Written problem: Look through the data below and count each line where the word "JSON" appears. Reply with the count alone.

Given records:
=-=-=-=-=
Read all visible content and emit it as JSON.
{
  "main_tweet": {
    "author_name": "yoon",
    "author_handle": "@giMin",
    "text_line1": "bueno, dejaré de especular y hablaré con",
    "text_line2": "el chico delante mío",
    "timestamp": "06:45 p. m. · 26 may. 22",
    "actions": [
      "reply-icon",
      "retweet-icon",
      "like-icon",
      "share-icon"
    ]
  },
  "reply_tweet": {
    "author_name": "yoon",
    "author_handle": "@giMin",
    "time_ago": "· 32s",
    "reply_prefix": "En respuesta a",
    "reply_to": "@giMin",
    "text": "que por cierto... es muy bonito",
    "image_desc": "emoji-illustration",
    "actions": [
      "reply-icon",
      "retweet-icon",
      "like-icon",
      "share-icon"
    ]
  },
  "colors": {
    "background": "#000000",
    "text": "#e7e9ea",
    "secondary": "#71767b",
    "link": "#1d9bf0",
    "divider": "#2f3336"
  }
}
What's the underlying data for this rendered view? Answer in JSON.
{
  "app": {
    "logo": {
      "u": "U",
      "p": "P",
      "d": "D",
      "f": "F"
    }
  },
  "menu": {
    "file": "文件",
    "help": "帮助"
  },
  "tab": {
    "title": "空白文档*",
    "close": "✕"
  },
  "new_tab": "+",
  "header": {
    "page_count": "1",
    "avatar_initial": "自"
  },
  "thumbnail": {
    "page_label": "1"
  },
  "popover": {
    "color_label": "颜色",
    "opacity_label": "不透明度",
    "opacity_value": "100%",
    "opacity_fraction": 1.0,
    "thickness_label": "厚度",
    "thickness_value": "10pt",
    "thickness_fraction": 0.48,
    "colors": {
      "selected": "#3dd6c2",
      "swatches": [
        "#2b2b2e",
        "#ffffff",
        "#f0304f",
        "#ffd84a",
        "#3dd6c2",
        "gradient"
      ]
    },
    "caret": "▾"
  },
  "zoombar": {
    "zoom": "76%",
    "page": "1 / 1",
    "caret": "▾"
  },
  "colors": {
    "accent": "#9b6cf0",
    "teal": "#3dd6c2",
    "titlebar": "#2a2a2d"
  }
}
=-=-=-=-=
Exercise result: 2